▸ THE PROBLEM: Reproduce the data exactly and drop any pictures it holds.

(Saved entries)
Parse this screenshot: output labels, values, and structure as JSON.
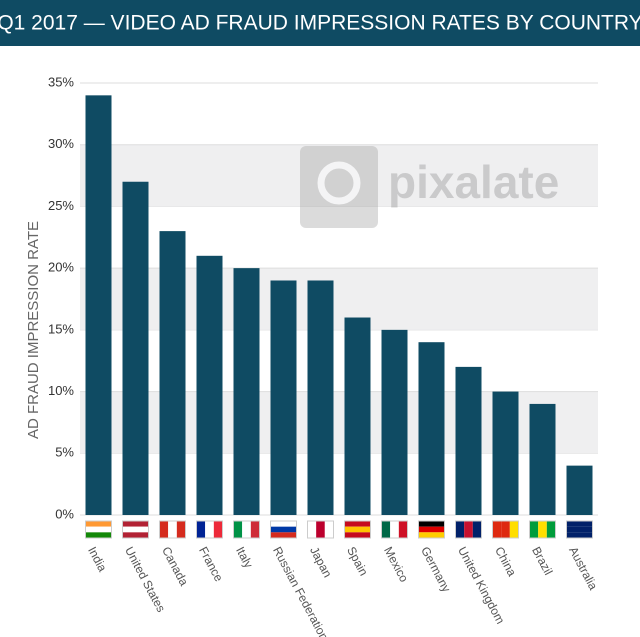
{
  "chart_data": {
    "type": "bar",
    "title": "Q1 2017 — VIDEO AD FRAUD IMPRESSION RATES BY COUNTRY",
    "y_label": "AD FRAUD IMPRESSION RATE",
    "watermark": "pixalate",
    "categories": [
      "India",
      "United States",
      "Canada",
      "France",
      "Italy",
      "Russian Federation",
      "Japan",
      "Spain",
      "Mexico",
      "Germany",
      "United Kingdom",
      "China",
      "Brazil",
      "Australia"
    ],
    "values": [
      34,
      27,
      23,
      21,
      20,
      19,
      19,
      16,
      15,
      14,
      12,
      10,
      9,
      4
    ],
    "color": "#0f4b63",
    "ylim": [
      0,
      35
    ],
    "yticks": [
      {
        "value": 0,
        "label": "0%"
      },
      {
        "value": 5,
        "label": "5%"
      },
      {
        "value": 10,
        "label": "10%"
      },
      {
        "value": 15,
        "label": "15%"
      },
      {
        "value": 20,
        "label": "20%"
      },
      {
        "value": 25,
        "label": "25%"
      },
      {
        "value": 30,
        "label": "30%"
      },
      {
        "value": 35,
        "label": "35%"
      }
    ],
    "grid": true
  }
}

▸ THE COMPLETED TASK:
Parse this screenshot: output labels, values, and structure as JSON.
{
  "chart_data": {
    "type": "bar",
    "title": "Q1 2017 — VIDEO AD FRAUD IMPRESSION RATES BY COUNTRY",
    "y_label": "AD FRAUD IMPRESSION RATE",
    "watermark": "pixalate",
    "categories": [
      "India",
      "United States",
      "Canada",
      "France",
      "Italy",
      "Russian Federation",
      "Japan",
      "Spain",
      "Mexico",
      "Germany",
      "United Kingdom",
      "China",
      "Brazil",
      "Australia"
    ],
    "values": [
      34,
      27,
      23,
      21,
      20,
      19,
      19,
      16,
      15,
      14,
      12,
      10,
      9,
      4
    ],
    "color": "#0f4b63",
    "ylim": [
      0,
      35
    ],
    "yticks": [
      {
        "value": 0,
        "label": "0%"
      },
      {
        "value": 5,
        "label": "5%"
      },
      {
        "value": 10,
        "label": "10%"
      },
      {
        "value": 15,
        "label": "15%"
      },
      {
        "value": 20,
        "label": "20%"
      },
      {
        "value": 25,
        "label": "25%"
      },
      {
        "value": 30,
        "label": "30%"
      },
      {
        "value": 35,
        "label": "35%"
      }
    ],
    "grid": true
  }
}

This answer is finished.